• **Required work**
Find and copy each line of the records where the string "were" shows up.

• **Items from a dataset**
◆ ◆ ◆ ◆ ◆ ◆ ◆

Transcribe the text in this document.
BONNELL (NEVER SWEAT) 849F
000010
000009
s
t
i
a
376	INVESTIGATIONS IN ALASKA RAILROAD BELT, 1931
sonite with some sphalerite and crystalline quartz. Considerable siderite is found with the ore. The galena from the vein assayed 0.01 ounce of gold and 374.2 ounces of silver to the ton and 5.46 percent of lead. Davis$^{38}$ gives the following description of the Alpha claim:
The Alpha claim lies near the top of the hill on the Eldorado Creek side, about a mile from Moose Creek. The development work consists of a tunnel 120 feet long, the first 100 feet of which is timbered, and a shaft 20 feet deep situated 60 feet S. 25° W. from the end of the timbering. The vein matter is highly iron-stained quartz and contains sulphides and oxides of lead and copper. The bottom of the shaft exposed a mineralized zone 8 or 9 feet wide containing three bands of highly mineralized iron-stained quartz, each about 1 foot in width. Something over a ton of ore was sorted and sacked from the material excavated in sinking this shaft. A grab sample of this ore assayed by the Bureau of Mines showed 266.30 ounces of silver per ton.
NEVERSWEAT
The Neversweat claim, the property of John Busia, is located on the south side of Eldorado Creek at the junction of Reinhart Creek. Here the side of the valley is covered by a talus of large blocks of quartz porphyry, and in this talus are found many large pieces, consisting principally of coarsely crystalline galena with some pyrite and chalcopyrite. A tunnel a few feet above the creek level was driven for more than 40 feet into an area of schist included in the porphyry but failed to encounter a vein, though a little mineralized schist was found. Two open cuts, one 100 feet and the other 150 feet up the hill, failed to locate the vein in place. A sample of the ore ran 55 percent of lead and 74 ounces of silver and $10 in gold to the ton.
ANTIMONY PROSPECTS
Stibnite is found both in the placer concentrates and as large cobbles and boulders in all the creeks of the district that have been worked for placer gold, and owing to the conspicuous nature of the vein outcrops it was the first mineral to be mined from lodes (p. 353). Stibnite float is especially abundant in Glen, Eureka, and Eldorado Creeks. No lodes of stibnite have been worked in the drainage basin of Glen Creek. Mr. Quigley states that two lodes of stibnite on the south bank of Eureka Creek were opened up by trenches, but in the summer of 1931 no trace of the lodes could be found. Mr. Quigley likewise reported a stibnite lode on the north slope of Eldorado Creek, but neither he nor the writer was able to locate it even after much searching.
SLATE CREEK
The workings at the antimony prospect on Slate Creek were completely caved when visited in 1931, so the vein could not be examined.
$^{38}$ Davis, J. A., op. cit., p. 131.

◆ ◆ ◆ ◆ ◆ ◆ ◆

• **Expected answer**
Stibnite is found both in the placer concentrates and as large cobbles and boulders in all the creeks of the district that have been worked for placer gold, and owing to the conspicuous nature of the vein outcrops it was the first mineral to be mined from lodes (p. 353). Stibnite float is especially abundant in Glen, Eureka, and Eldorado Creeks. No lodes of stibnite have been worked in the drainage basin of Glen Creek. Mr. Quigley states that two lodes of stibnite on the south bank of Eureka Creek were opened up by trenches, but in the summer of 1931 no trace of the lodes could be found. Mr. Quigley likewise reported a stibnite lode on the north slope of Eldorado Creek, but neither he nor the writer was able to locate it even after much searching.
The workings at the antimony prospect on Slate Creek were completely caved when visited in 1931, so the vein could not be examined.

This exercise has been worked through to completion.